◆ Records supplied:
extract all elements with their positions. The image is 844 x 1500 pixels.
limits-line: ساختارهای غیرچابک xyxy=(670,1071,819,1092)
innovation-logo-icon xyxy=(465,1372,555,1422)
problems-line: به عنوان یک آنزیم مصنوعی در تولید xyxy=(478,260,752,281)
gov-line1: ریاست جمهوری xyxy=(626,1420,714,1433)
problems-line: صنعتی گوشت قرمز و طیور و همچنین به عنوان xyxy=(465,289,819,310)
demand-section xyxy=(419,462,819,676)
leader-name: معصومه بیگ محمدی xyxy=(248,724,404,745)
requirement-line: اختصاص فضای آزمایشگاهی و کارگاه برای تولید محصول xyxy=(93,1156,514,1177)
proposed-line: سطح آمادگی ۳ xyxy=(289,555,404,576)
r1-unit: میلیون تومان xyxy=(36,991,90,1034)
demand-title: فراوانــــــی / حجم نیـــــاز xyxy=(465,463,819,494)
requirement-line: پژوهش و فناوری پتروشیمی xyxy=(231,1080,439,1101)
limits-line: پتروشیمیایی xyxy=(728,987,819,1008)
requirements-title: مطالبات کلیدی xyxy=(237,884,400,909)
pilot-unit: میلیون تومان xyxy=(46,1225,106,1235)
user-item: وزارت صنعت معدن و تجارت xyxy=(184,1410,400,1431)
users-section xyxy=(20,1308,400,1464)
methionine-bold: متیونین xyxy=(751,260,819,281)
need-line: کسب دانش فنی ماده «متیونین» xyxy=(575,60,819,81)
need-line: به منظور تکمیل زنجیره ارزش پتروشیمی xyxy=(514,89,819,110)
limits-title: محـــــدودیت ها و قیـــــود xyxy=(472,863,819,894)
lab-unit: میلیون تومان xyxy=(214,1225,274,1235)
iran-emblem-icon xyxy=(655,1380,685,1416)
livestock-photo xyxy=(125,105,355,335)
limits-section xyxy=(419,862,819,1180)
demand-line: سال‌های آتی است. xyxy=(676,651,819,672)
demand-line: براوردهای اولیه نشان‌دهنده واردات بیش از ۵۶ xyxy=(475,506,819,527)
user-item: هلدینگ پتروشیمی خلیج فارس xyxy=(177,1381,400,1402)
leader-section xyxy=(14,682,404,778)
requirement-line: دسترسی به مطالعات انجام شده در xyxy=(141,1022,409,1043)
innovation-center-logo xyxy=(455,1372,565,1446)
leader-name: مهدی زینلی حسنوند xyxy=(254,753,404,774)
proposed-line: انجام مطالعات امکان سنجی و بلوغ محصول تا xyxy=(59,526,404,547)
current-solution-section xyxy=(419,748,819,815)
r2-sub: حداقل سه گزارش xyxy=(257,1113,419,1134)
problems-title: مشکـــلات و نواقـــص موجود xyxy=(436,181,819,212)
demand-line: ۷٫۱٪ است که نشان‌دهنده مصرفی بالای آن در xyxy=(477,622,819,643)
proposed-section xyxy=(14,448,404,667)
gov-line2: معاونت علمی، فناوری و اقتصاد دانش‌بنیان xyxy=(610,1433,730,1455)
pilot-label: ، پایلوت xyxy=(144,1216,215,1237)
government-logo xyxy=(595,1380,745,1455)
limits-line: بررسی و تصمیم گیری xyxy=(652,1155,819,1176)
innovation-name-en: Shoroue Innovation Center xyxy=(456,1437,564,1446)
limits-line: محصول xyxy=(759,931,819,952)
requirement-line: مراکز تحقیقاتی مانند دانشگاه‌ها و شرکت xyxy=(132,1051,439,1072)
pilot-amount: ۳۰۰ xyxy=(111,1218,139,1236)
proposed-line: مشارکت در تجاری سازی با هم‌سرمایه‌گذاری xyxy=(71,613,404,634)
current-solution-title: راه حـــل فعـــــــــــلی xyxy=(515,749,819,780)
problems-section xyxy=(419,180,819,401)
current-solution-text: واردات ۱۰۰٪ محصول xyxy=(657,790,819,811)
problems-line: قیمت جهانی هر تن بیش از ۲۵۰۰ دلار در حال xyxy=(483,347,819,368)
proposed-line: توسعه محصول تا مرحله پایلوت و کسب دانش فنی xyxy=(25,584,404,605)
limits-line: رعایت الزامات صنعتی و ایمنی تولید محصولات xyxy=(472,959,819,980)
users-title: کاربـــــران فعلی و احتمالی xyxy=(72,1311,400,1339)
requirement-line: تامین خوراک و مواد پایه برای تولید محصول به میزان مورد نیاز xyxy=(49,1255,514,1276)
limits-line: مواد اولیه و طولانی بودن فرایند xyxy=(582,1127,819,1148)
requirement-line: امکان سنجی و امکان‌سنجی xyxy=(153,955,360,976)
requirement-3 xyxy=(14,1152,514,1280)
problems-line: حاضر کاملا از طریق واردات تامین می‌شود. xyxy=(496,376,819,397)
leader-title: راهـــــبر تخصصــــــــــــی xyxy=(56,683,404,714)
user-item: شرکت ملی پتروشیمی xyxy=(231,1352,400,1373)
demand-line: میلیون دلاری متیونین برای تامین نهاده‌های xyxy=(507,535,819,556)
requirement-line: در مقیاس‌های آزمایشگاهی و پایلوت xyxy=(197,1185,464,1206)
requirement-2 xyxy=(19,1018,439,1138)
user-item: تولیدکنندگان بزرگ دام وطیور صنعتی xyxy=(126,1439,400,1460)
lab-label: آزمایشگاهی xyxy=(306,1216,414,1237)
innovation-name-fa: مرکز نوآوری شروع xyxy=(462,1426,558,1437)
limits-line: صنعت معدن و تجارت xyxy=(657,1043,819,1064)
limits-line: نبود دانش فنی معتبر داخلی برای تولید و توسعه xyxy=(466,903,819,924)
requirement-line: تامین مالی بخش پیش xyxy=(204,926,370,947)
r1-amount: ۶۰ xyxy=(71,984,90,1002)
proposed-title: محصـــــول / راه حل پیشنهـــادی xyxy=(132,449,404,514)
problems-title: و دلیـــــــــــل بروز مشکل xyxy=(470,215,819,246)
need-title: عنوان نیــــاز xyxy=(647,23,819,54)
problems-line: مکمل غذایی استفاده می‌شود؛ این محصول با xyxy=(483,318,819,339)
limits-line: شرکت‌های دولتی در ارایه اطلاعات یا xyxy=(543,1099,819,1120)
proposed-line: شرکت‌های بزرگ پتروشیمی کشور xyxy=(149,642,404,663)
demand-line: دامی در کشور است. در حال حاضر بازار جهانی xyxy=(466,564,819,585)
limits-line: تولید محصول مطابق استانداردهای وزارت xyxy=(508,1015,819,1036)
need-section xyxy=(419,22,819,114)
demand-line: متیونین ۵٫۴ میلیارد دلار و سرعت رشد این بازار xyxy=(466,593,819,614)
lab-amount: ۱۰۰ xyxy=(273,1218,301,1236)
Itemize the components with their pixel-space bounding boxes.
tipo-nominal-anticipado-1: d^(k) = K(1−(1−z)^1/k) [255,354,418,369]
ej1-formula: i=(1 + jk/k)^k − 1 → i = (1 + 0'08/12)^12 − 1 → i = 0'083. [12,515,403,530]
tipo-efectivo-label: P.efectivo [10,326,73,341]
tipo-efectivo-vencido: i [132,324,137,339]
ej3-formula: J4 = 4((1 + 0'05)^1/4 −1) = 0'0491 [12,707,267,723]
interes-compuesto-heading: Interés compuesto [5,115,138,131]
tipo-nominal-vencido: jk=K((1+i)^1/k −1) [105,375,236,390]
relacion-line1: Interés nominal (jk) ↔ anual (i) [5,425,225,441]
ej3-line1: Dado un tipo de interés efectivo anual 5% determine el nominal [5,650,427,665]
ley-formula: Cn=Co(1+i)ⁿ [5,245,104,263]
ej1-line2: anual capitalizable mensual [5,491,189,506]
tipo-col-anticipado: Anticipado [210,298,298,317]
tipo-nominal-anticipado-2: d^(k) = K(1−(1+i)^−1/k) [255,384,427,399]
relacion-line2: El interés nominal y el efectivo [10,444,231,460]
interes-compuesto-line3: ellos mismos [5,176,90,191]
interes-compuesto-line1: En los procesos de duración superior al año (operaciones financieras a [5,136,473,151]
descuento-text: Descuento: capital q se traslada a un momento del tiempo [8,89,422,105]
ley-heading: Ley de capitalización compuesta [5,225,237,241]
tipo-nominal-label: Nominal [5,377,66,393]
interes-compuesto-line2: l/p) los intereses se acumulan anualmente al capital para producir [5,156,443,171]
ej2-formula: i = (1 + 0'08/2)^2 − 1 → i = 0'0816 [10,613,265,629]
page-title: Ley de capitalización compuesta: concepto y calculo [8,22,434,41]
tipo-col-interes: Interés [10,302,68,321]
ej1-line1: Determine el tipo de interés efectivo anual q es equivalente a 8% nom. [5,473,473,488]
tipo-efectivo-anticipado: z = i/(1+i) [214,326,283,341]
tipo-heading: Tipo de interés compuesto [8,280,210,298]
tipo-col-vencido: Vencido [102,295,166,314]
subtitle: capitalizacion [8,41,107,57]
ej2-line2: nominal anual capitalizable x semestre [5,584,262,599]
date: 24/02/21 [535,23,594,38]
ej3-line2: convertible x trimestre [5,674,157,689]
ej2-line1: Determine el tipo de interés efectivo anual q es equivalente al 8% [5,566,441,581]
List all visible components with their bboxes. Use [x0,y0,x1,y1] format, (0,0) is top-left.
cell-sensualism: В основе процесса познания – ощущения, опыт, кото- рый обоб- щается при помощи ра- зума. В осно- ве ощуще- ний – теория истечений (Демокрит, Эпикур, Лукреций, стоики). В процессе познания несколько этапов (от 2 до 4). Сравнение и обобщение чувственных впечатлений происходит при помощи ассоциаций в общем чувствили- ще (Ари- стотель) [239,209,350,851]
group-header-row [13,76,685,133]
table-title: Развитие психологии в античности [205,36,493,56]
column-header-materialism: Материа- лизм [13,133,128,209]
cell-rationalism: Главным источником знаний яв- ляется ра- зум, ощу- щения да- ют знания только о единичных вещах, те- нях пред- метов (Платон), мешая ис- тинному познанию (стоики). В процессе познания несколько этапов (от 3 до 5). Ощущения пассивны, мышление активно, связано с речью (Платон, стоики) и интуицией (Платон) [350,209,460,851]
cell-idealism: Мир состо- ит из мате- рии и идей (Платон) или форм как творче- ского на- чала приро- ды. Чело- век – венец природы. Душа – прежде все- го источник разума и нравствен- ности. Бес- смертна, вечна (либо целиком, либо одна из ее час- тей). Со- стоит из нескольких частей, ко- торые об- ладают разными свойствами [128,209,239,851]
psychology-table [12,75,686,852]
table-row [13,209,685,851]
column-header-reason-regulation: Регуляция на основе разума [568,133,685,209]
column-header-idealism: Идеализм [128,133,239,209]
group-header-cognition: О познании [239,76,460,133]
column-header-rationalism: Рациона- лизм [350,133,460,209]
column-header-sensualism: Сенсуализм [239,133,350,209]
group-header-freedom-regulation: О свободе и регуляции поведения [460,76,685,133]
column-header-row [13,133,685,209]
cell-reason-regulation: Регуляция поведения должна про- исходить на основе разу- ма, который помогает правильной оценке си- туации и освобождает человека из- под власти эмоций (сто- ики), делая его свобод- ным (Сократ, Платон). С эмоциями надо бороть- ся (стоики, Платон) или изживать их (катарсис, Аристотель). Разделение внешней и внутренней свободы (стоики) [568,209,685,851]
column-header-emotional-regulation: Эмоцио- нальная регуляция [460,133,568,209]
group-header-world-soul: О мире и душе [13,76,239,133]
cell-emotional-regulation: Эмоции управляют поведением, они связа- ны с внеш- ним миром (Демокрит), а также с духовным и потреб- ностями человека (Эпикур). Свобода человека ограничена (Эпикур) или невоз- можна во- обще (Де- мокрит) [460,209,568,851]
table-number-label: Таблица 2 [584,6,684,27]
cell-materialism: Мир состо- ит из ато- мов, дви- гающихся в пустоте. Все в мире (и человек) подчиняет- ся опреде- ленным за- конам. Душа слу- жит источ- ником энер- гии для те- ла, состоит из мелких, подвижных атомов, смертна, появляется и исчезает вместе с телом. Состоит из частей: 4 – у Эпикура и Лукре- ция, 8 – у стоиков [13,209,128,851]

◆ Your instructions: Copy the rows from the first one through the line holding "requirement-line: اختصاص فضای", inclusive, with "problems-line" changed to "issues-line" and nothing else altered.

◆ Answer:
extract all elements with their positions. The image is 844 x 1500 pixels.
limits-line: ساختارهای غیرچابک xyxy=(670,1071,819,1092)
innovation-logo-icon xyxy=(465,1372,555,1422)
issues-line: به عنوان یک آنزیم مصنوعی در تولید xyxy=(478,260,752,281)
gov-line1: ریاست جمهوری xyxy=(626,1420,714,1433)
issues-line: صنعتی گوشت قرمز و طیور و همچنین به عنوان xyxy=(465,289,819,310)
demand-section xyxy=(419,462,819,676)
leader-name: معصومه بیگ محمدی xyxy=(248,724,404,745)
requirement-line: اختصاص فضای آزمایشگاهی و کارگاه برای تولید محصول xyxy=(93,1156,514,1177)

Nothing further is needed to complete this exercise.